EXERCISE BRIEF:
Please transcribe the data that follows without the pictures, keeping every word the same.

PROVIDED DATA:
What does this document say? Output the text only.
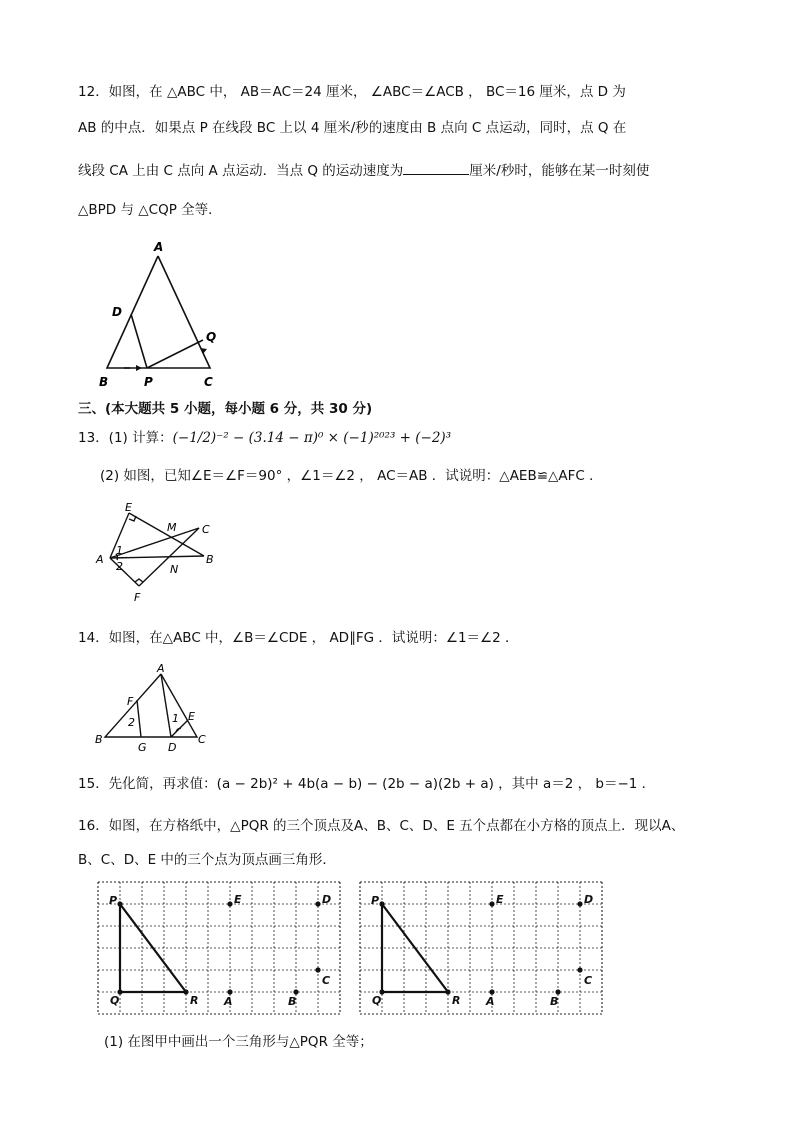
12．如图，在 △ABC 中， AB＝AC＝24 厘米， ∠ABC＝∠ACB ， BC＝16 厘米，点 D 为
AB 的中点．如果点 P 在线段 BC 上以 4 厘米/秒的速度由 B 点向 C 点运动，同时，点 Q 在
线段 CA 上由 C 点向 A 点运动．当点 Q 的运动速度为	厘米/秒时，能够在某一时刻使
△BPD 与 △CQP 全等．
A
D
Q
B	P	C
三、(本大题共 5 小题，每小题 6 分，共 30 分)
13．(1) 计算：(−1/2)⁻² − (3.14 − π)⁰ × (−1)²⁰²³ + (−2)³
(2) 如图，已知∠E＝∠F＝90° ，∠1＝∠2 ， AC＝AB ．试说明：△AEB≌△AFC ．
E
M C
A	B
N
F
1
2
14．如图，在△ABC 中，∠B＝∠CDE ， AD∥FG ．试说明：∠1＝∠2 ．
A
F
E
B
G D
C
2	1
15．先化简，再求值：(a − 2b)² + 4b(a − b) − (2b − a)(2b + a) ，其中 a＝2 ， b＝−1 ．
16．如图，在方格纸中，△PQR 的三个顶点及A、B、C、D、E 五个点都在小方格的顶点上．现以A、
B、C、D、E 中的三个点为顶点画三角形．
P
Q	R
E	D
C
A	B
P
Q	R
E	D
C
A	B
(1) 在图甲中画出一个三角形与△PQR 全等；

WRITTEN SOLUTION:
What does this document say? Output the text only.
12．如图，在 △ABC 中， AB＝AC＝24 厘米， ∠ABC＝∠ACB ， BC＝16 厘米，点 D 为
AB 的中点．如果点 P 在线段 BC 上以 4 厘米/秒的速度由 B 点向 C 点运动，同时，点 Q 在
线段 CA 上由 C 点向 A 点运动．当点 Q 的运动速度为	厘米/秒时，能够在某一时刻使
△BPD 与 △CQP 全等．
A
D
Q
B	P	C
三、(本大题共 5 小题，每小题 6 分，共 30 分)
13．(1) 计算：(−1/2)⁻² − (3.14 − π)⁰ × (−1)²⁰²³ + (−2)³
(2) 如图，已知∠E＝∠F＝90° ，∠1＝∠2 ， AC＝AB ．试说明：△AEB≌△AFC ．
E
M C
A	B
N
F
1
2
14．如图，在△ABC 中，∠B＝∠CDE ， AD∥FG ．试说明：∠1＝∠2 ．
A
F
E
B
G D
C
2	1
15．先化简，再求值：(a − 2b)² + 4b(a − b) − (2b − a)(2b + a) ，其中 a＝2 ， b＝−1 ．
16．如图，在方格纸中，△PQR 的三个顶点及A、B、C、D、E 五个点都在小方格的顶点上．现以A、
B、C、D、E 中的三个点为顶点画三角形．
P
Q	R
E	D
C
A	B
P
Q	R
E	D
C
A	B
(1) 在图甲中画出一个三角形与△PQR 全等；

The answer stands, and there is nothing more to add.